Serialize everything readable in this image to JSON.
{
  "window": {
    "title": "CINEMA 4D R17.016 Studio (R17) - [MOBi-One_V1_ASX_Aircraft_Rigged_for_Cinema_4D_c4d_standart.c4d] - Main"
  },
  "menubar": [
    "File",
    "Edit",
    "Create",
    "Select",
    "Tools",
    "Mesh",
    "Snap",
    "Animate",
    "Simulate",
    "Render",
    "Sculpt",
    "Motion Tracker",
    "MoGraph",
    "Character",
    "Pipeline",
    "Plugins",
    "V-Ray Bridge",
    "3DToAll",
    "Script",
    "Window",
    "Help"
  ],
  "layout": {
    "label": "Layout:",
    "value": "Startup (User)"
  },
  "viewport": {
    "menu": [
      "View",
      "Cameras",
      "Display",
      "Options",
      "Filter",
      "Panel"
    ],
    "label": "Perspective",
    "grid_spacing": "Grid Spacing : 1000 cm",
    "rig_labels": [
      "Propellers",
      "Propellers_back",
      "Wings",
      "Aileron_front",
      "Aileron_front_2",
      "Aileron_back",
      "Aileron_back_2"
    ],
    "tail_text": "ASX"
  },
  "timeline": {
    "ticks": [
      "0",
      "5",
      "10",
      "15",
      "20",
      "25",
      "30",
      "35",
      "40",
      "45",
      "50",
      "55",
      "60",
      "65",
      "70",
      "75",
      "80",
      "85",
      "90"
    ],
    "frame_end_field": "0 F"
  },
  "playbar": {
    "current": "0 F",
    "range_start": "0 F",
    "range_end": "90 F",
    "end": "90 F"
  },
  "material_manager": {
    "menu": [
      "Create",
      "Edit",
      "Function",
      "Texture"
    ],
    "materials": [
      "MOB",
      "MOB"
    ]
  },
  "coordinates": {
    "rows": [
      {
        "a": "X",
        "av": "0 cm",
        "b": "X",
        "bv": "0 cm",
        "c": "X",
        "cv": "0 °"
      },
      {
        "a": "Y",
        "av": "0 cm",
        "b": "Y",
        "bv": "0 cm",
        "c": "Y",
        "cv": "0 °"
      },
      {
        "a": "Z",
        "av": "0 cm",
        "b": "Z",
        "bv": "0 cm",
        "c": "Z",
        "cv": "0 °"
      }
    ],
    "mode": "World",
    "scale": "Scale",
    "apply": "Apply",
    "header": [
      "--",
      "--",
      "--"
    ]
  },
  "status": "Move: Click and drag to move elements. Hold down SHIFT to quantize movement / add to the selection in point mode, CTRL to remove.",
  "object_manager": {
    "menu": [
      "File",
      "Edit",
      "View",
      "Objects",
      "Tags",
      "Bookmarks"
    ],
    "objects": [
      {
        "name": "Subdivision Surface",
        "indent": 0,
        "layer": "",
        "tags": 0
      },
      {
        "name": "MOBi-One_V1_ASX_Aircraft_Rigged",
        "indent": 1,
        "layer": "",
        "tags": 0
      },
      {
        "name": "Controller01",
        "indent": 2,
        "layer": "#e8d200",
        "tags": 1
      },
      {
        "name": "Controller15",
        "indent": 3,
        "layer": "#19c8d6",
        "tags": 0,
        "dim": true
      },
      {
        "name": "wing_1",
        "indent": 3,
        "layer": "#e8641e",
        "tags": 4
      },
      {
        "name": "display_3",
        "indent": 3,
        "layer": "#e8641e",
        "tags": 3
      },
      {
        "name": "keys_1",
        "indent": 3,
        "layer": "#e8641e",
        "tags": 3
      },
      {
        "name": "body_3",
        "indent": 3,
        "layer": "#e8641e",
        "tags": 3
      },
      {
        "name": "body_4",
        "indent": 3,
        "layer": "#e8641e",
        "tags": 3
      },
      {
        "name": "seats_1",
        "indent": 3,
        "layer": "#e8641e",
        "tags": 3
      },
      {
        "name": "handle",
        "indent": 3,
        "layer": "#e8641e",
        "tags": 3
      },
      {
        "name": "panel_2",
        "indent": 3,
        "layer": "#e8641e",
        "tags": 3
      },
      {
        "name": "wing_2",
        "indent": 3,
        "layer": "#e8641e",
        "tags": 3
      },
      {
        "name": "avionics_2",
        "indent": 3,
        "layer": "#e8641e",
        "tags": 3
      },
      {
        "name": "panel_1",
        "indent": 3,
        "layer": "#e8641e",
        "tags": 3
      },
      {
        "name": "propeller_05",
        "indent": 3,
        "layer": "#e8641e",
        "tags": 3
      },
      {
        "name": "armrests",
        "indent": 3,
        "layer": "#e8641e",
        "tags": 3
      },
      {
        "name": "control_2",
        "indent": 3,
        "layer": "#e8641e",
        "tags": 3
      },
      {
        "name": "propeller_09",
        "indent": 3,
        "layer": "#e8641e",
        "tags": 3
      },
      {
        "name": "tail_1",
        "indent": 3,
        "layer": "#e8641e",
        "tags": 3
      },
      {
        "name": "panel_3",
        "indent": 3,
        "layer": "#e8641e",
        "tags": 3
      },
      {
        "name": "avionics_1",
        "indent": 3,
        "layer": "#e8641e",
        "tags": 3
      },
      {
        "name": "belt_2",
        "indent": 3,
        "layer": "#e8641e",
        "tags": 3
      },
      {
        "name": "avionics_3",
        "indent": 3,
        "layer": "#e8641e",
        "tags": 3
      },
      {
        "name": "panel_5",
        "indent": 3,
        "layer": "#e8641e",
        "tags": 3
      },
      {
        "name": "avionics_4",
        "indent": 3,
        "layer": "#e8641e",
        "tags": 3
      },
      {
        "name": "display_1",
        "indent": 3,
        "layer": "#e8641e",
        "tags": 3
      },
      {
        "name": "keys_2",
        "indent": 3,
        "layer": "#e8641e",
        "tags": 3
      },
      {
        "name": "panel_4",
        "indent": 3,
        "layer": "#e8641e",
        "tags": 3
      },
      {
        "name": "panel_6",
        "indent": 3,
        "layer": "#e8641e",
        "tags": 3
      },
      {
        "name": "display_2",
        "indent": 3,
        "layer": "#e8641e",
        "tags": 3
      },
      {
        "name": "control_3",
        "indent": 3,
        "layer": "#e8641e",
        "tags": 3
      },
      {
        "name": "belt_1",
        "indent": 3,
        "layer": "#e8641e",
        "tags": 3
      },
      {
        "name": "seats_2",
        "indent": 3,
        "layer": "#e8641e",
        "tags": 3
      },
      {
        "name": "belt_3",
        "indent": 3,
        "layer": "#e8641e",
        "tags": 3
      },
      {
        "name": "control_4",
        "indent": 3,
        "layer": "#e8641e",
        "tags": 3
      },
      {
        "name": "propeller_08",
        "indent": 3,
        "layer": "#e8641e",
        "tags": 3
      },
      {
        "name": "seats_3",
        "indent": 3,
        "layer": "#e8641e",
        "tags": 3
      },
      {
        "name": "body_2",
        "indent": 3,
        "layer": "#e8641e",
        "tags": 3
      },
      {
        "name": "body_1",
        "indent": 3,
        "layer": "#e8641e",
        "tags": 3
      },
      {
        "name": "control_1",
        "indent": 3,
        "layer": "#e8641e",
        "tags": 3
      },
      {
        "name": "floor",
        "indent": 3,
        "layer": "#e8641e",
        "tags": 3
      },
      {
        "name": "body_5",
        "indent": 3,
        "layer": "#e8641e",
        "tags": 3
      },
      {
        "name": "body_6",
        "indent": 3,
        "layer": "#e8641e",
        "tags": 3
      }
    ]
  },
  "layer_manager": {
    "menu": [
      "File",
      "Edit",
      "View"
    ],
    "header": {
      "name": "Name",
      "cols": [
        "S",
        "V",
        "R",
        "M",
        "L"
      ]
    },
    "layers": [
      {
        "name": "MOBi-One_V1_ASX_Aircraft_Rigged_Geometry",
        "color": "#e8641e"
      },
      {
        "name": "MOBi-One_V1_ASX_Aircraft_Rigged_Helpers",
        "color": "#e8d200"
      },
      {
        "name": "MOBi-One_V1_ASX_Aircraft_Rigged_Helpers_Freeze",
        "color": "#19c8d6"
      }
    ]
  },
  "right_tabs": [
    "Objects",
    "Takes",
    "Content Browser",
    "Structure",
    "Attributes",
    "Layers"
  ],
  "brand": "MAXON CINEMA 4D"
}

---+---

Work required
Where a line above contains the word "MOBi", copy that line.

Output for this task
    "title": "CINEMA 4D R17.016 Studio (R17) - [MOBi-One_V1_ASX_Aircraft_Rigged_for_Cinema_4D_c4d_standart.c4d] - Main"
        "name": "MOBi-One_V1_ASX_Aircraft_Rigged",
        "name": "MOBi-One_V1_ASX_Aircraft_Rigged_Geometry",
        "name": "MOBi-One_V1_ASX_Aircraft_Rigged_Helpers",
        "name": "MOBi-One_V1_ASX_Aircraft_Rigged_Helpers_Freeze",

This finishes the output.